TASK STATEMENT: Produce the listing below again, exactly as shown.

-------------------------

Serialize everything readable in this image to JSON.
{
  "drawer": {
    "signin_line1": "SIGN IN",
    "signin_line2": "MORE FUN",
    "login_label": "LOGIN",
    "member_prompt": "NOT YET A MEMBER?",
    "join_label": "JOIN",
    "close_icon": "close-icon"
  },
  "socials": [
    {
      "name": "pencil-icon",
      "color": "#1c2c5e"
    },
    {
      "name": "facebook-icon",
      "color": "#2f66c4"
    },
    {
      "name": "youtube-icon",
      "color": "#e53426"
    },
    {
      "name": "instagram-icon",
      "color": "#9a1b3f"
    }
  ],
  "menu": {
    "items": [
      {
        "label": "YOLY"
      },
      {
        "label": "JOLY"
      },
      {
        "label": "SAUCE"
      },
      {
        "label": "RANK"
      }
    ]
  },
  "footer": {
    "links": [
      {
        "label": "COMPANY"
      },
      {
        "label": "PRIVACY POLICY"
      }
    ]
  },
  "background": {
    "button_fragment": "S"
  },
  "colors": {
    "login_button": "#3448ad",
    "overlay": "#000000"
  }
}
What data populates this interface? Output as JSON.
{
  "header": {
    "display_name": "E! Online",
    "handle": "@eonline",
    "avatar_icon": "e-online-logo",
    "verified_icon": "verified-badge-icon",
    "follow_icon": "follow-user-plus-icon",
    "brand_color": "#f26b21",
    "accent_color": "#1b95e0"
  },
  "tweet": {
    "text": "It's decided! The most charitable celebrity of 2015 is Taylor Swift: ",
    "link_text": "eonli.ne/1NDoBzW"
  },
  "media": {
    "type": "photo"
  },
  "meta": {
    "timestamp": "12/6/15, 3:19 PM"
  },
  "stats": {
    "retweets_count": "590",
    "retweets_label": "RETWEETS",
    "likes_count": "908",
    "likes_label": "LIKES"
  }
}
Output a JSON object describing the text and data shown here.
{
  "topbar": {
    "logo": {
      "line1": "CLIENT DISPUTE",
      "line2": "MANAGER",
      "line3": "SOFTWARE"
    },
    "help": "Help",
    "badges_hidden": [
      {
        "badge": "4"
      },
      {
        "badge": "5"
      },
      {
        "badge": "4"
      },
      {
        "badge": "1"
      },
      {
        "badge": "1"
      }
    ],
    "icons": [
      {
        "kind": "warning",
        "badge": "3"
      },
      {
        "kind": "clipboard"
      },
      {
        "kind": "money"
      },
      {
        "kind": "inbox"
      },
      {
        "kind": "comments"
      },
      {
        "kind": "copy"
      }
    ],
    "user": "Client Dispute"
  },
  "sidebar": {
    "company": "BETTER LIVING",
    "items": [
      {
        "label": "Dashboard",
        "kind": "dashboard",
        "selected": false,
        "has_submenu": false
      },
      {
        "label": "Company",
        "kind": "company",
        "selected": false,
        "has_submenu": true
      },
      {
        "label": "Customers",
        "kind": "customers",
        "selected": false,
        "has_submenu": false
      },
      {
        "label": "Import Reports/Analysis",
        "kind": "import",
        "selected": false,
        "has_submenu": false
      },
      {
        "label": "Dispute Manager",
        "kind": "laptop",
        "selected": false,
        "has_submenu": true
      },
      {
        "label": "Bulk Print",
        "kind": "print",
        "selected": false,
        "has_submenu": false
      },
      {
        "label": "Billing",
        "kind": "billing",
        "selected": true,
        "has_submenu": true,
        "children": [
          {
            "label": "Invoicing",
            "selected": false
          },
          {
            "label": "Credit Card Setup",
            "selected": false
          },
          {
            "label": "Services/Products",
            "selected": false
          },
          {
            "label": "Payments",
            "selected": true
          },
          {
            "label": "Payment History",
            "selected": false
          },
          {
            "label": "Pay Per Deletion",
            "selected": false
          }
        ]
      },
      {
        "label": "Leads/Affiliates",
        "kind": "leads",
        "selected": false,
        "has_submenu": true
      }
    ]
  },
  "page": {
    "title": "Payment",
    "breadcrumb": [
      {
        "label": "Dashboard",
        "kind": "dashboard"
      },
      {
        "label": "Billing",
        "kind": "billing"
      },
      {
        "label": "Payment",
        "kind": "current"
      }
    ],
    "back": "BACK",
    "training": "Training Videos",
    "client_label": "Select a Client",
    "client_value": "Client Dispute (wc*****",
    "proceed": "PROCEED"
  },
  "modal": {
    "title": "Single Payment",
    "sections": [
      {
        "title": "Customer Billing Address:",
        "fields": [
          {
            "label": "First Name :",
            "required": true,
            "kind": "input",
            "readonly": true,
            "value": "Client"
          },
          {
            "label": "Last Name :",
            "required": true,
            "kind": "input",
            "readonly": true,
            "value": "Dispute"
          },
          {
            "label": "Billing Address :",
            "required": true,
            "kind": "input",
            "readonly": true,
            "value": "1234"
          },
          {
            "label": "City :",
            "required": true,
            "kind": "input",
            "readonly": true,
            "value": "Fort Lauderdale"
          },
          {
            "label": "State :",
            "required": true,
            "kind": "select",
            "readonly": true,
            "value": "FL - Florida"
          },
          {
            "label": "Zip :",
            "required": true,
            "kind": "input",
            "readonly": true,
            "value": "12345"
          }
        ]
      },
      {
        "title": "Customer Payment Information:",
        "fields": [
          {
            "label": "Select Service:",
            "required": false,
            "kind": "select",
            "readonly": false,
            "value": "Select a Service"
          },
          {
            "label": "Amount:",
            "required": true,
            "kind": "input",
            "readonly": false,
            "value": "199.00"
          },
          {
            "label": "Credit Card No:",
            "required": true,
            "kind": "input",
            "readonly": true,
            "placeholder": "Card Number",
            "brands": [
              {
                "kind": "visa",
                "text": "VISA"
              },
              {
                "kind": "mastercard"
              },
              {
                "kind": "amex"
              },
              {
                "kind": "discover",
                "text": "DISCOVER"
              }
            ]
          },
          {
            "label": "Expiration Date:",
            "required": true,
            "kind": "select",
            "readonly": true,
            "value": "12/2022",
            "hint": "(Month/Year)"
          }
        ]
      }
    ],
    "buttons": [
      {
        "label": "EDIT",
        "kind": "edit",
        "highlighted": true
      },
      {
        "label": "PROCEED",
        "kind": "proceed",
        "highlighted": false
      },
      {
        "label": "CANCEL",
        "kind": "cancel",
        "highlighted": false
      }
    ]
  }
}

-------------------------

EXPECTED ANSWER:
Serialize everything readable in this image to JSON.
{
  "drawer": {
    "signin_line1": "SIGN IN",
    "signin_line2": "MORE FUN",
    "login_label": "LOGIN",
    "member_prompt": "NOT YET A MEMBER?",
    "join_label": "JOIN",
    "close_icon": "close-icon"
  },
  "socials": [
    {
      "name": "pencil-icon",
      "color": "#1c2c5e"
    },
    {
      "name": "facebook-icon",
      "color": "#2f66c4"
    },
    {
      "name": "youtube-icon",
      "color": "#e53426"
    },
    {
      "name": "instagram-icon",
      "color": "#9a1b3f"
    }
  ],
  "menu": {
    "items": [
      {
        "label": "YOLY"
      },
      {
        "label": "JOLY"
      },
      {
        "label": "SAUCE"
      },
      {
        "label": "RANK"
      }
    ]
  },
  "footer": {
    "links": [
      {
        "label": "COMPANY"
      },
      {
        "label": "PRIVACY POLICY"
      }
    ]
  },
  "background": {
    "button_fragment": "S"
  },
  "colors": {
    "login_button": "#3448ad",
    "overlay": "#000000"
  }
}
What data populates this interface? Output as JSON.
{
  "header": {
    "display_name": "E! Online",
    "handle": "@eonline",
    "avatar_icon": "e-online-logo",
    "verified_icon": "verified-badge-icon",
    "follow_icon": "follow-user-plus-icon",
    "brand_color": "#f26b21",
    "accent_color": "#1b95e0"
  },
  "tweet": {
    "text": "It's decided! The most charitable celebrity of 2015 is Taylor Swift: ",
    "link_text": "eonli.ne/1NDoBzW"
  },
  "media": {
    "type": "photo"
  },
  "meta": {
    "timestamp": "12/6/15, 3:19 PM"
  },
  "stats": {
    "retweets_count": "590",
    "retweets_label": "RETWEETS",
    "likes_count": "908",
    "likes_label": "LIKES"
  }
}
Output a JSON object describing the text and data shown here.
{
  "topbar": {
    "logo": {
      "line1": "CLIENT DISPUTE",
      "line2": "MANAGER",
      "line3": "SOFTWARE"
    },
    "help": "Help",
    "badges_hidden": [
      {
        "badge": "4"
      },
      {
        "badge": "5"
      },
      {
        "badge": "4"
      },
      {
        "badge": "1"
      },
      {
        "badge": "1"
      }
    ],
    "icons": [
      {
        "kind": "warning",
        "badge": "3"
      },
      {
        "kind": "clipboard"
      },
      {
        "kind": "money"
      },
      {
        "kind": "inbox"
      },
      {
        "kind": "comments"
      },
      {
        "kind": "copy"
      }
    ],
    "user": "Client Dispute"
  },
  "sidebar": {
    "company": "BETTER LIVING",
    "items": [
      {
        "label": "Dashboard",
        "kind": "dashboard",
        "selected": false,
        "has_submenu": false
      },
      {
        "label": "Company",
        "kind": "company",
        "selected": false,
        "has_submenu": true
      },
      {
        "label": "Customers",
        "kind": "customers",
        "selected": false,
        "has_submenu": false
      },
      {
        "label": "Import Reports/Analysis",
        "kind": "import",
        "selected": false,
        "has_submenu": false
      },
      {
        "label": "Dispute Manager",
        "kind": "laptop",
        "selected": false,
        "has_submenu": true
      },
      {
        "label": "Bulk Print",
        "kind": "print",
        "selected": false,
        "has_submenu": false
      },
      {
        "label": "Billing",
        "kind": "billing",
        "selected": true,
        "has_submenu": true,
        "children": [
          {
            "label": "Invoicing",
            "selected": false
          },
          {
            "label": "Credit Card Setup",
            "selected": false
          },
          {
            "label": "Services/Products",
            "selected": false
          },
          {
            "label": "Payments",
            "selected": true
          },
          {
            "label": "Payment History",
            "selected": false
          },
          {
            "label": "Pay Per Deletion",
            "selected": false
          }
        ]
      },
      {
        "label": "Leads/Affiliates",
        "kind": "leads",
        "selected": false,
        "has_submenu": true
      }
    ]
  },
  "page": {
    "title": "Payment",
    "breadcrumb": [
      {
        "label": "Dashboard",
        "kind": "dashboard"
      },
      {
        "label": "Billing",
        "kind": "billing"
      },
      {
        "label": "Payment",
        "kind": "current"
      }
    ],
    "back": "BACK",
    "training": "Training Videos",
    "client_label": "Select a Client",
    "client_value": "Client Dispute (wc*****",
    "proceed": "PROCEED"
  },
  "modal": {
    "title": "Single Payment",
    "sections": [
      {
        "title": "Customer Billing Address:",
        "fields": [
          {
            "label": "First Name :",
            "required": true,
            "kind": "input",
            "readonly": true,
            "value": "Client"
          },
          {
            "label": "Last Name :",
            "required": true,
            "kind": "input",
            "readonly": true,
            "value": "Dispute"
          },
          {
            "label": "Billing Address :",
            "required": true,
            "kind": "input",
            "readonly": true,
            "value": "1234"
          },
          {
            "label": "City :",
            "required": true,
            "kind": "input",
            "readonly": true,
            "value": "Fort Lauderdale"
          },
          {
            "label": "State :",
            "required": true,
            "kind": "select",
            "readonly": true,
            "value": "FL - Florida"
          },
          {
            "label": "Zip :",
            "required": true,
            "kind": "input",
            "readonly": true,
            "value": "12345"
          }
        ]
      },
      {
        "title": "Customer Payment Information:",
        "fields": [
          {
            "label": "Select Service:",
            "required": false,
            "kind": "select",
            "readonly": false,
            "value": "Select a Service"
          },
          {
            "label": "Amount:",
            "required": true,
            "kind": "input",
            "readonly": false,
            "value": "199.00"
          },
          {
            "label": "Credit Card No:",
            "required": true,
            "kind": "input",
            "readonly": true,
            "placeholder": "Card Number",
            "brands": [
              {
                "kind": "visa",
                "text": "VISA"
              },
              {
                "kind": "mastercard"
              },
              {
                "kind": "amex"
              },
              {
                "kind": "discover",
                "text": "DISCOVER"
              }
            ]
          },
          {
            "label": "Expiration Date:",
            "required": true,
            "kind": "select",
            "readonly": true,
            "value": "12/2022",
            "hint": "(Month/Year)"
          }
        ]
      }
    ],
    "buttons": [
      {
        "label": "EDIT",
        "kind": "edit",
        "highlighted": true
      },
      {
        "label": "PROCEED",
        "kind": "proceed",
        "highlighted": false
      },
      {
        "label": "CANCEL",
        "kind": "cancel",
        "highlighted": false
      }
    ]
  }
}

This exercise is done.